[TEXTAUSZUG]

Das Winterwetter der vergangenen Wochen hat bundesweit zu einem überdurchschnittlichen Verbrauch an Streusalz geführt. Lieferengpässe betreffen nun auch den Kreis Soest. Foto: Judith Wedderwille/ Kreis Soest

Lieferengpässe beim Streusalz

Zuletzt geändert: 13. Februar 2026Von

Verkehrsteilnehmer müssen mit Einschränkungen im Winterdienst rechnen

(kso). Das Winterwetter der vergangenen Wochen hat bundesweit zu einem überdurchschnittlichen Verbrauch an Streusalz geführt. Das führt dazu, dass der Kreis Soest, wie zahlreiche andere Kommunen auch, mit Lieferengpässen beim Streusalz durch die Deutsche-Straßen-Dienst GmbH umgehen muss.

[/TEXTAUSZUG]
[VERFÜGBARE DATEN]

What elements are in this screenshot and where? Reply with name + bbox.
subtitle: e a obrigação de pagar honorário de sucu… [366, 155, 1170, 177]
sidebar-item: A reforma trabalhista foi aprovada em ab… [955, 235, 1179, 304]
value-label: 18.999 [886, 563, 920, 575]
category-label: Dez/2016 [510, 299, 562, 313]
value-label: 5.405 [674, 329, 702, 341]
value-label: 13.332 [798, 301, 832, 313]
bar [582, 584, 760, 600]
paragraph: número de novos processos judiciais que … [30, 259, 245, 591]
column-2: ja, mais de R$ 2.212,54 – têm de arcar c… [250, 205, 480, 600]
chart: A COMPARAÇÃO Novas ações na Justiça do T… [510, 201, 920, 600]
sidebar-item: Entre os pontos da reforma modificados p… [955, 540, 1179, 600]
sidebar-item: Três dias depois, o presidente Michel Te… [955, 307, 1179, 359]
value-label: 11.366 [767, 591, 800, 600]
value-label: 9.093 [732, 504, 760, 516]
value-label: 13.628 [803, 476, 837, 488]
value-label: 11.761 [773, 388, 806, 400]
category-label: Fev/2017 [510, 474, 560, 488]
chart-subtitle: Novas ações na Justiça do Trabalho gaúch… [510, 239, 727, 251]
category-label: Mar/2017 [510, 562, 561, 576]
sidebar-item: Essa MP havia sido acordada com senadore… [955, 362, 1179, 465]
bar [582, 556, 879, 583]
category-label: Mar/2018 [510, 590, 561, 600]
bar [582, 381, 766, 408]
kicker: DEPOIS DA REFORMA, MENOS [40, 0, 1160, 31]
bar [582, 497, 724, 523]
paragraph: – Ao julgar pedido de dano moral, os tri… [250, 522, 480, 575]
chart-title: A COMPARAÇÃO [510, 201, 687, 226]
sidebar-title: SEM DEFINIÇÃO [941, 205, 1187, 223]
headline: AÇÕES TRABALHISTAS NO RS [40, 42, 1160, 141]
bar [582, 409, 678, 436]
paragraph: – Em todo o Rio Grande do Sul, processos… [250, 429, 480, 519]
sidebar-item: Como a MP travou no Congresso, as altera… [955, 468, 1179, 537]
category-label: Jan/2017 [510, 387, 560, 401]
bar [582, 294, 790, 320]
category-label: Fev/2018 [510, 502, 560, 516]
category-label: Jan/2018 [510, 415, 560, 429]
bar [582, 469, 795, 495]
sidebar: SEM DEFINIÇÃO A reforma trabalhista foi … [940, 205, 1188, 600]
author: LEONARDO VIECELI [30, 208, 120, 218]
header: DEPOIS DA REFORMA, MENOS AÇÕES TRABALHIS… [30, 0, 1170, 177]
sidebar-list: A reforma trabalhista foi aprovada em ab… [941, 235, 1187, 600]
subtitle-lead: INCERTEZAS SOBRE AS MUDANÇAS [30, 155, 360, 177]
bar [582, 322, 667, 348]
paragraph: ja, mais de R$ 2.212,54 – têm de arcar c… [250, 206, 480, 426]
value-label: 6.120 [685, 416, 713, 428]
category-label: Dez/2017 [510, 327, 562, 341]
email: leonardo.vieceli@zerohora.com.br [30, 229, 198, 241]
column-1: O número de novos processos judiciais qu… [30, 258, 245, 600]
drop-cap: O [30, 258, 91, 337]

[/VERFÜGBARE DATEN]

• **ARBEITSAUFTRAG**: Ändere im Textauszug den Abschnitt von „(kso). Das Winterwetter“ bis einschließlich „GmbH umgehen muss.“, indem du „Streusalz“ überall durch „Auftausalz“ ersetzt, und gib ihn vollständig wieder. Die Datensätze stehen in keinem Zusammenhang mit dem Textauszug.

• **ERGEBNIS**:
(kso). Das Winterwetter der vergangenen Wochen hat bundesweit zu einem überdurchschnittlichen Verbrauch an Auftausalz geführt. Das führt dazu, dass der Kreis Soest, wie zahlreiche andere Kommunen auch, mit Lieferengpässen beim Auftausalz durch die Deutsche-Straßen-Dienst GmbH umgehen muss.